→ **Tarea asignada**: Devuelva completo el texto extraído, sin cambiar ninguna palabra ni signo.

━━━━━ Texto extraído ━━━━━

De todo aquello que suena tan desafortunado, hay pequeñas fortunas implícitas. Mi hijo aún no entiende sobre empatía, no tiene expectativas sobre la misma, y quizá nunca comprenda que no es más que un termino prostituido como muchos otros. Tampoco hace discrepancias entre buenos y malos gestos, pero sí percibe con astucia el amor o el rechazo. Sabe de energía.
Él, y nosotros como sus padres, solo le pedimos al universo toparnos con seres afectuosos y solidarios en cada espacio, en cada experiencia. El afecto y la solidaridad no son bondades que comprometan a los demás a hacer algo por nosotros que suponga un gran sacrificio. Nosotros solo esperamos un saludo, una sonrisa, una pregunta elemental, como por ejemplo: ¿cómo están? o ¿necesitan algo? A lo que quizá, siempre responderemos: ¡Muy bien, no necesitamos nada, muchas gracias! Pero la sencillez de aquel hecho, el escuchar esa pregunta, es una afirmación para el corazón de interés, de respaldo, así concretamente solo sea un formalismo. Solo esperamos, como todos, un lugar para existir y ese lugar ocuparlo con dignidad, ya sea un espacio de trabajo, un jardín infantil, un colegio, o en los lugares públicos. Que la sociedad nos permita el paso por la vida sin rotularnos.

━━━━━ Extracto de datos ━━━━━

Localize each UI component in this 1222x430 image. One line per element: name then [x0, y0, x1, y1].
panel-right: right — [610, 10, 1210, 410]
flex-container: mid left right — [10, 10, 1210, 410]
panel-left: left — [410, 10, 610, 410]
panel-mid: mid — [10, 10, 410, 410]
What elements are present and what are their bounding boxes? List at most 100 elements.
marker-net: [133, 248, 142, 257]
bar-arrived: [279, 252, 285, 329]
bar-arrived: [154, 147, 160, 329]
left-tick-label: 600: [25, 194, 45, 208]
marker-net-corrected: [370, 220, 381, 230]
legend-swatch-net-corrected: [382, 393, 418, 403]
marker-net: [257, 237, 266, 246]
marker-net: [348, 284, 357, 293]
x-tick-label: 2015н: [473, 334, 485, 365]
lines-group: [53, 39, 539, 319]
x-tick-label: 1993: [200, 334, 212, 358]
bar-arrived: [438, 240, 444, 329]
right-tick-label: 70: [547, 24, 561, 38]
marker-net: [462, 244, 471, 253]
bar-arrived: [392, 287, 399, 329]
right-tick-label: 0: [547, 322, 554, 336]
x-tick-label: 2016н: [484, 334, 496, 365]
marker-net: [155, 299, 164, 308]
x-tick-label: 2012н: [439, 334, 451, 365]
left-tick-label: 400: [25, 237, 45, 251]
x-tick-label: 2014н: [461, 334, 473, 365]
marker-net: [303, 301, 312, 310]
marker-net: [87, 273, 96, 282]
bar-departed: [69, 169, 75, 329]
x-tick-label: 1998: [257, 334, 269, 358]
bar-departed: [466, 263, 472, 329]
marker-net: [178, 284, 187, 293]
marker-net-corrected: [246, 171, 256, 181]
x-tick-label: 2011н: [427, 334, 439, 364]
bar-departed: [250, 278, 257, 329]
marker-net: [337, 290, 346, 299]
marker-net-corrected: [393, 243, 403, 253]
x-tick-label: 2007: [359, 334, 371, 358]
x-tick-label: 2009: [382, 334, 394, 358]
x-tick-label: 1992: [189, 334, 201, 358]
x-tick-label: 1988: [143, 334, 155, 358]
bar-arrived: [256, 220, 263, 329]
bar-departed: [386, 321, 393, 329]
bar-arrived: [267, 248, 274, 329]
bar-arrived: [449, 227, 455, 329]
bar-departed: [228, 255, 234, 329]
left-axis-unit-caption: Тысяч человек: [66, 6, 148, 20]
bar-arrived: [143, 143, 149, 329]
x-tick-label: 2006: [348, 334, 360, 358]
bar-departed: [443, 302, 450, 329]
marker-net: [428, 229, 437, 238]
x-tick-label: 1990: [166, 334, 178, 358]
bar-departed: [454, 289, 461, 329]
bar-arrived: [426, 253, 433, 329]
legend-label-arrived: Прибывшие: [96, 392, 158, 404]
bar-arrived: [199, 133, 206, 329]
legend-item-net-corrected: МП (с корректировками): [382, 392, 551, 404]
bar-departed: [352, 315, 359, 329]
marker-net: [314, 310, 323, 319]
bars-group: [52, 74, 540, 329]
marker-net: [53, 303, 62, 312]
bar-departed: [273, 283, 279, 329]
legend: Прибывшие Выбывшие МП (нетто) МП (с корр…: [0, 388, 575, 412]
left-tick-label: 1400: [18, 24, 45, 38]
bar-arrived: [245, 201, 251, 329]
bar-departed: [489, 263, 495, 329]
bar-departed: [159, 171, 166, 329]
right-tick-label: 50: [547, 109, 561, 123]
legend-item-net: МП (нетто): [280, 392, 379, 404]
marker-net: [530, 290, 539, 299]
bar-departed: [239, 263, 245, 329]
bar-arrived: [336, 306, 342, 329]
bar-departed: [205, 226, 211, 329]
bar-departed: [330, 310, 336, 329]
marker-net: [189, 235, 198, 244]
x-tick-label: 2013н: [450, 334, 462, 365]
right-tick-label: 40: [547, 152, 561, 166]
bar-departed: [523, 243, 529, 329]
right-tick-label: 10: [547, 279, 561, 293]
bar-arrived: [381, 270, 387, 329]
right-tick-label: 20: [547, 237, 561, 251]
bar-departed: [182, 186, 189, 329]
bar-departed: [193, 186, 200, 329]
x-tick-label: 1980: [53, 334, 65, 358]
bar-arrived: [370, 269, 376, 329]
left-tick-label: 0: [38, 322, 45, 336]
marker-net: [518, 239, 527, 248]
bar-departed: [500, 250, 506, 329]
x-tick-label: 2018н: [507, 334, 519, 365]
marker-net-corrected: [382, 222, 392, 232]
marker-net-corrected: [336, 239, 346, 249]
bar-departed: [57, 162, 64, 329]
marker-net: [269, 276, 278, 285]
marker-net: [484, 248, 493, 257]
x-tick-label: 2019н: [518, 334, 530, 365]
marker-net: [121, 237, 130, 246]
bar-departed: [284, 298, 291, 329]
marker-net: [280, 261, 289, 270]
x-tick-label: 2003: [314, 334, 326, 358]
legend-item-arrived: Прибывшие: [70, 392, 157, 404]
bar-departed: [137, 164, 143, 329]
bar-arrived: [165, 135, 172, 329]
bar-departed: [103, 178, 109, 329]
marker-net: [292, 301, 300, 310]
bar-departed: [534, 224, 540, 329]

━━━━━

→ **Solución propuesta**:
De todo aquello que suena tan desafortunado, hay pequeñas fortunas implícitas. Mi hijo aún no entiende sobre empatía, no tiene expectativas sobre la misma, y quizá nunca comprenda que no es más que un termino prostituido como muchos otros. Tampoco hace discrepancias entre buenos y malos gestos, pero sí percibe con astucia el amor o el rechazo. Sabe de energía.
Él, y nosotros como sus padres, solo le pedimos al universo toparnos con seres afectuosos y solidarios en cada espacio, en cada experiencia. El afecto y la solidaridad no son bondades que comprometan a los demás a hacer algo por nosotros que suponga un gran sacrificio. Nosotros solo esperamos un saludo, una sonrisa, una pregunta elemental, como por ejemplo: ¿cómo están? o ¿necesitan algo? A lo que quizá, siempre responderemos: ¡Muy bien, no necesitamos nada, muchas gracias! Pero la sencillez de aquel hecho, el escuchar esa pregunta, es una afirmación para el corazón de interés, de respaldo, así concretamente solo sea un formalismo. Solo esperamos, como todos, un lugar para existir y ese lugar ocuparlo con dignidad, ya sea un espacio de trabajo, un jardín infantil, un colegio, o en los lugares públicos. Que la sociedad nos permita el paso por la vida sin rotularnos.